● What is being asked
Transcribe the entries that follow, word for word.

● Data for this exercise

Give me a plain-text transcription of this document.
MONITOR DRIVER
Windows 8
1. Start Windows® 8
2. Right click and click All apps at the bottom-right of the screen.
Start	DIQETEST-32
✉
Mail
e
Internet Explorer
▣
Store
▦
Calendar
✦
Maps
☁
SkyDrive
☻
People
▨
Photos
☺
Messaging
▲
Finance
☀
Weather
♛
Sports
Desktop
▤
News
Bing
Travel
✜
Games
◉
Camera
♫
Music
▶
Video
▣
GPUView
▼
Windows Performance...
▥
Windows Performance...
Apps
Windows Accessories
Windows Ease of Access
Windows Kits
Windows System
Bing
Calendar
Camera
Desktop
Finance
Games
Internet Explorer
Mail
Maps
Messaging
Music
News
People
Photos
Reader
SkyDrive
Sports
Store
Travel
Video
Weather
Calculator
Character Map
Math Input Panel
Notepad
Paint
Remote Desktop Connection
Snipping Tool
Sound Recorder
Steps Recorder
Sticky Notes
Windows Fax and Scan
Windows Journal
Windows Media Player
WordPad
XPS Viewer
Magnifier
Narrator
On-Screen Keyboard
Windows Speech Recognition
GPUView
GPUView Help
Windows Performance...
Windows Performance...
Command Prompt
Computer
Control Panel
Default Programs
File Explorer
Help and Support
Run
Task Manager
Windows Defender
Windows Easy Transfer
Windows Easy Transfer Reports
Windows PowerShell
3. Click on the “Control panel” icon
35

● Problem solution
Give me a plain-text transcription of this document.
MONITOR DRIVER
Windows 8
1. Start Windows® 8
2. Right click and click All apps at the bottom-right of the screen.
Start	DIQETEST-32
✉
Mail
e
Internet Explorer
▣
Store
▦
Calendar
✦
Maps
☁
SkyDrive
☻
People
▨
Photos
☺
Messaging
▲
Finance
☀
Weather
♛
Sports
Desktop
▤
News
Bing
Travel
✜
Games
◉
Camera
♫
Music
▶
Video
▣
GPUView
▼
Windows Performance...
▥
Windows Performance...
Apps
Windows Accessories
Windows Ease of Access
Windows Kits
Windows System
Bing
Calendar
Camera
Desktop
Finance
Games
Internet Explorer
Mail
Maps
Messaging
Music
News
People
Photos
Reader
SkyDrive
Sports
Store
Travel
Video
Weather
Calculator
Character Map
Math Input Panel
Notepad
Paint
Remote Desktop Connection
Snipping Tool
Sound Recorder
Steps Recorder
Sticky Notes
Windows Fax and Scan
Windows Journal
Windows Media Player
WordPad
XPS Viewer
Magnifier
Narrator
On-Screen Keyboard
Windows Speech Recognition
GPUView
GPUView Help
Windows Performance...
Windows Performance...
Command Prompt
Computer
Control Panel
Default Programs
File Explorer
Help and Support
Run
Task Manager
Windows Defender
Windows Easy Transfer
Windows Easy Transfer Reports
Windows PowerShell
3. Click on the “Control panel” icon
35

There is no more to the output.